**What to produce**. Quote word for word the lines of the listing below, starting at the beginning of the listing and ending at the line that contains "The node B is at (877, 266).", including both ends.

** BEGIN Data records **

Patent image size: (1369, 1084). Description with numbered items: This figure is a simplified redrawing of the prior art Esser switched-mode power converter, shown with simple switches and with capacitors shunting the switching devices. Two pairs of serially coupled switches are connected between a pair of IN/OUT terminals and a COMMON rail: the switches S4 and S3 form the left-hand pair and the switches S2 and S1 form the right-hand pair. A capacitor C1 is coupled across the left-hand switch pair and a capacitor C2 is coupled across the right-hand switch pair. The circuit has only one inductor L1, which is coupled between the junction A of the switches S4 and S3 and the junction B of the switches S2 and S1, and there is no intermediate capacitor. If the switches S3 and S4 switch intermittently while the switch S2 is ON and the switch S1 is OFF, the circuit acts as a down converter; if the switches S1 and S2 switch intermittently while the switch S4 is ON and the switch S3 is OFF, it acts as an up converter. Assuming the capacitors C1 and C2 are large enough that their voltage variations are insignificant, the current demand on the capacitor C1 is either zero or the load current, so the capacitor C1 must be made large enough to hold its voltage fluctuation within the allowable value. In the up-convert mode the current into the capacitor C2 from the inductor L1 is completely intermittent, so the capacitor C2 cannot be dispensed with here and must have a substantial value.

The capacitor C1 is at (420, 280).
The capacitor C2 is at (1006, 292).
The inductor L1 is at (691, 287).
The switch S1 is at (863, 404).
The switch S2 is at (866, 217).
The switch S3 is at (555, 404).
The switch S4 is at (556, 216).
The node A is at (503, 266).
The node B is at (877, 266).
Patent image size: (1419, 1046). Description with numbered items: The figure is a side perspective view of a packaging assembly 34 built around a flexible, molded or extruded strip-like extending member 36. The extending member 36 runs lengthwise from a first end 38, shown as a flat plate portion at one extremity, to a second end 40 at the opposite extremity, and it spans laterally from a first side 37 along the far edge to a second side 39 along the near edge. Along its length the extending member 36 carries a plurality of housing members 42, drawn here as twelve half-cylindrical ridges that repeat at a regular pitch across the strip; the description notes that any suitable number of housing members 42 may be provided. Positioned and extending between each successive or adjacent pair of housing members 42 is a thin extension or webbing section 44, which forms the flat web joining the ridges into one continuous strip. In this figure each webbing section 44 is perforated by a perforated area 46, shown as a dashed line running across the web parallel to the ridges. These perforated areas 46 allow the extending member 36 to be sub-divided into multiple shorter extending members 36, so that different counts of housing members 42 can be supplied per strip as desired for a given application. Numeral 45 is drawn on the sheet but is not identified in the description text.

** END Data records **

**Answer for this exercise**.
Patent image size: (1369, 1084). Description with numbered items: This figure is a simplified redrawing of the prior art Esser switched-mode power converter, shown with simple switches and with capacitors shunting the switching devices. Two pairs of serially coupled switches are connected between a pair of IN/OUT terminals and a COMMON rail: the switches S4 and S3 form the left-hand pair and the switches S2 and S1 form the right-hand pair. A capacitor C1 is coupled across the left-hand switch pair and a capacitor C2 is coupled across the right-hand switch pair. The circuit has only one inductor L1, which is coupled between the junction A of the switches S4 and S3 and the junction B of the switches S2 and S1, and there is no intermediate capacitor. If the switches S3 and S4 switch intermittently while the switch S2 is ON and the switch S1 is OFF, the circuit acts as a down converter; if the switches S1 and S2 switch intermittently while the switch S4 is ON and the switch S3 is OFF, it acts as an up converter. Assuming the capacitors C1 and C2 are large enough that their voltage variations are insignificant, the current demand on the capacitor C1 is either zero or the load current, so the capacitor C1 must be made large enough to hold its voltage fluctuation within the allowable value. In the up-convert mode the current into the capacitor C2 from the inductor L1 is completely intermittent, so the capacitor C2 cannot be dispensed with here and must have a substantial value.

The capacitor C1 is at (420, 280).
The capacitor C2 is at (1006, 292).
The inductor L1 is at (691, 287).
The switch S1 is at (863, 404).
The switch S2 is at (866, 217).
The switch S3 is at (555, 404).
The switch S4 is at (556, 216).
The node A is at (503, 266).
The node B is at (877, 266).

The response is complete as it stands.